● **Given request**
Some lines of these records may hold the word "Southwest"; state how many, using only the number.

****************************************

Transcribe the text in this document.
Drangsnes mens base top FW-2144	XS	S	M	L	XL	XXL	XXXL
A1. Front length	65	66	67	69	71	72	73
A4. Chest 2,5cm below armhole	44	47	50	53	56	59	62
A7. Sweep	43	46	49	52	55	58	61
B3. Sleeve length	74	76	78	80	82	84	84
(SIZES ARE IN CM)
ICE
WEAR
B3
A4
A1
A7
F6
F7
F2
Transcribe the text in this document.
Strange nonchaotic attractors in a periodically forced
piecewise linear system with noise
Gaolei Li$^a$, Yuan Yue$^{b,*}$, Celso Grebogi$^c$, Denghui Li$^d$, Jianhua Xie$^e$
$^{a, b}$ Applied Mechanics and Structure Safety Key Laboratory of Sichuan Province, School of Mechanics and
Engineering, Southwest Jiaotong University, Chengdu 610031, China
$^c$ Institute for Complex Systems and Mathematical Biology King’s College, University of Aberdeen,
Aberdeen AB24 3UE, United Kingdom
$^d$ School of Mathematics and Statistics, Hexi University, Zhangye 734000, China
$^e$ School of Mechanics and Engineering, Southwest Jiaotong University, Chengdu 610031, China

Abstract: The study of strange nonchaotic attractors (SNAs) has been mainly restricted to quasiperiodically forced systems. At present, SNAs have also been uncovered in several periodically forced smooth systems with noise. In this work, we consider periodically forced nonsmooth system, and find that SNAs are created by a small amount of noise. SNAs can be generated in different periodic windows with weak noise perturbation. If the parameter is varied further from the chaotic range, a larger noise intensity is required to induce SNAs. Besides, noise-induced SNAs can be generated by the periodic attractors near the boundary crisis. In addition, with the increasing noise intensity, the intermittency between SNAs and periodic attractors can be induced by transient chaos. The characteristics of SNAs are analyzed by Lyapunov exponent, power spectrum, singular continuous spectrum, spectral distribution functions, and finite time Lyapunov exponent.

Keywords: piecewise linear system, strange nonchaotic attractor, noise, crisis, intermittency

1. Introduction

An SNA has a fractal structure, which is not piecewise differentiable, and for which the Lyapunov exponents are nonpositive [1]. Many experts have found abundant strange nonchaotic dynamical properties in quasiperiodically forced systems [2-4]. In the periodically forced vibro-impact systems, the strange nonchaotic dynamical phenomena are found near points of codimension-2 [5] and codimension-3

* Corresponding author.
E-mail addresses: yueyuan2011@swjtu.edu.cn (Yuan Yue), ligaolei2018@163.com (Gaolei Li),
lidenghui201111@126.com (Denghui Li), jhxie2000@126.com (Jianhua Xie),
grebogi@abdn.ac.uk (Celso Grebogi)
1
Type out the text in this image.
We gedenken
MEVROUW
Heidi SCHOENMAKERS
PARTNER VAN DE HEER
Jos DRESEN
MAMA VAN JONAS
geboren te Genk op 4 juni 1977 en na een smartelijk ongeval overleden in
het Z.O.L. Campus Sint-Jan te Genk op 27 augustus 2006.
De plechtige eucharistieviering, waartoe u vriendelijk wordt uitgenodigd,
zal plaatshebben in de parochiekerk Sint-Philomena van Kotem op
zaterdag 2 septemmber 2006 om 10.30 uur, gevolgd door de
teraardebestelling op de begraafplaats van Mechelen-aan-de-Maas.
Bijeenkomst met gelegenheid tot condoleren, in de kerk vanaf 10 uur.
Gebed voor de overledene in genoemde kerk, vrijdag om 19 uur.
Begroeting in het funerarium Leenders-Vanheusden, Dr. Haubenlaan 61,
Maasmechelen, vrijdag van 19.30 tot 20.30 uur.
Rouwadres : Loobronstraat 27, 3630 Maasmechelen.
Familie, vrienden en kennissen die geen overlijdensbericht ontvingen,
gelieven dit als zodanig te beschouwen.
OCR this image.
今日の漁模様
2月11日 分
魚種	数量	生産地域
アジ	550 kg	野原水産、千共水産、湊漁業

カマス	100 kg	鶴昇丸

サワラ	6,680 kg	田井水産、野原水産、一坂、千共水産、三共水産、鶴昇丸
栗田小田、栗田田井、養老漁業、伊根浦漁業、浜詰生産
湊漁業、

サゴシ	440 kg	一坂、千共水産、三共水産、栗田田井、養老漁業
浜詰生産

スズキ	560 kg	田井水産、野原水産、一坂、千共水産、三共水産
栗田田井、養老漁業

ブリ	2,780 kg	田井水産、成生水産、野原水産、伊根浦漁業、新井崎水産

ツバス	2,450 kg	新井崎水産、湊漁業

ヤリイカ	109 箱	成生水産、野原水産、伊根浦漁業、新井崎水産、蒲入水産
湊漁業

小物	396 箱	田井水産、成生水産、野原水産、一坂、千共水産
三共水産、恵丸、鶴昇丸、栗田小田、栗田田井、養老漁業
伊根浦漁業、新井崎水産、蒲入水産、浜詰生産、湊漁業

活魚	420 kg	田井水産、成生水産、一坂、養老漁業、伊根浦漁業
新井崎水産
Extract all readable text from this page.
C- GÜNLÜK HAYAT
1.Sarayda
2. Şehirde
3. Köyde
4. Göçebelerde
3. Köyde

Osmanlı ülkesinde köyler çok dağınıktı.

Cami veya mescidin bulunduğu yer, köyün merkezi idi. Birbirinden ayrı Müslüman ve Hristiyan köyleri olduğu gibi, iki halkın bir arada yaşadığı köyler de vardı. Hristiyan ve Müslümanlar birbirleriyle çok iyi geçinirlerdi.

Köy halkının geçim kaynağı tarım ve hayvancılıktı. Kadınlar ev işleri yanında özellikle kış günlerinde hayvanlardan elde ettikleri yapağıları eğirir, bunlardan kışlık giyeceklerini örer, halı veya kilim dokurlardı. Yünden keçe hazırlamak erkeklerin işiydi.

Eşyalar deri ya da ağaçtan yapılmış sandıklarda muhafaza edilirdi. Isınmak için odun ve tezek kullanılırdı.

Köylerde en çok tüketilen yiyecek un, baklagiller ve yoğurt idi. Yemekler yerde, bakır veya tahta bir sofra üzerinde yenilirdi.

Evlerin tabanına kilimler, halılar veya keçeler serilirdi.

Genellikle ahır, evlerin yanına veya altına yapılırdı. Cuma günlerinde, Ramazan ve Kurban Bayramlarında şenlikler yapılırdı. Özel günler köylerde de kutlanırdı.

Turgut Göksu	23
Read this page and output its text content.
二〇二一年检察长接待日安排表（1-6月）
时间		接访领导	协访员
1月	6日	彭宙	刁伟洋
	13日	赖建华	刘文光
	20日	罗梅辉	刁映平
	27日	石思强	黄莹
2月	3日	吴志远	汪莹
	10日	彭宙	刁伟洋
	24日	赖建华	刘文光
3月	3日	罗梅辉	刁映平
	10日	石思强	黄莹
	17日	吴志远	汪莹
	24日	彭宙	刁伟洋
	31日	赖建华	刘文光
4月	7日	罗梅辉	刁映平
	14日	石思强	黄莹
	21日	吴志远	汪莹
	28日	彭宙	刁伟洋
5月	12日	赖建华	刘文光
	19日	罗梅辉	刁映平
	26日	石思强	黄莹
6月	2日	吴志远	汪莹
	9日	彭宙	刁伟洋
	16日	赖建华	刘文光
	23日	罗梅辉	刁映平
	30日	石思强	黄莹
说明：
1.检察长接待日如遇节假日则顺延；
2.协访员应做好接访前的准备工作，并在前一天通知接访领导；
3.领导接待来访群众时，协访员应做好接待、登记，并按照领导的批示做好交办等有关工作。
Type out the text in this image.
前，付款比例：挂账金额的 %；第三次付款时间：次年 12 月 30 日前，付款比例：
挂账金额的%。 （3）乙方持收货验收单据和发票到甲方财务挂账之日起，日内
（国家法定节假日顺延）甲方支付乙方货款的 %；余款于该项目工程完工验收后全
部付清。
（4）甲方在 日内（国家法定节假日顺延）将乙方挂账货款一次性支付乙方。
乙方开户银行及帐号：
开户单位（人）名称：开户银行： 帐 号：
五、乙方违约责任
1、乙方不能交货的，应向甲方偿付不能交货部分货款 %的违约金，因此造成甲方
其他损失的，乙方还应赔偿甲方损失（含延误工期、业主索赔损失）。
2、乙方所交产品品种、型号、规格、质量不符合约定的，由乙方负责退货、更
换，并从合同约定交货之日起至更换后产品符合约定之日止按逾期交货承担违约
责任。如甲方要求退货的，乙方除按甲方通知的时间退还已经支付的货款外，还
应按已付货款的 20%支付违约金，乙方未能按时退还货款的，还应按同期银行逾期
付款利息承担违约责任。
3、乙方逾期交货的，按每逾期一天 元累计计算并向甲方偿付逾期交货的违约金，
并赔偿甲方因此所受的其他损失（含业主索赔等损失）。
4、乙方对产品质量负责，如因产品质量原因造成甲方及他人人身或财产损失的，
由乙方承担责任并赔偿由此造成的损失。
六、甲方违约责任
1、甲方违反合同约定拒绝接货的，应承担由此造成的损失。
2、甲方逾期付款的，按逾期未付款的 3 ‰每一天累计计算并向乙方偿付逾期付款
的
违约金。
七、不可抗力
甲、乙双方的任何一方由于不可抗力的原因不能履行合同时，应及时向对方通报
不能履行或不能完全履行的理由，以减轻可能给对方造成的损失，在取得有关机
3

****************************************

● **Output**
2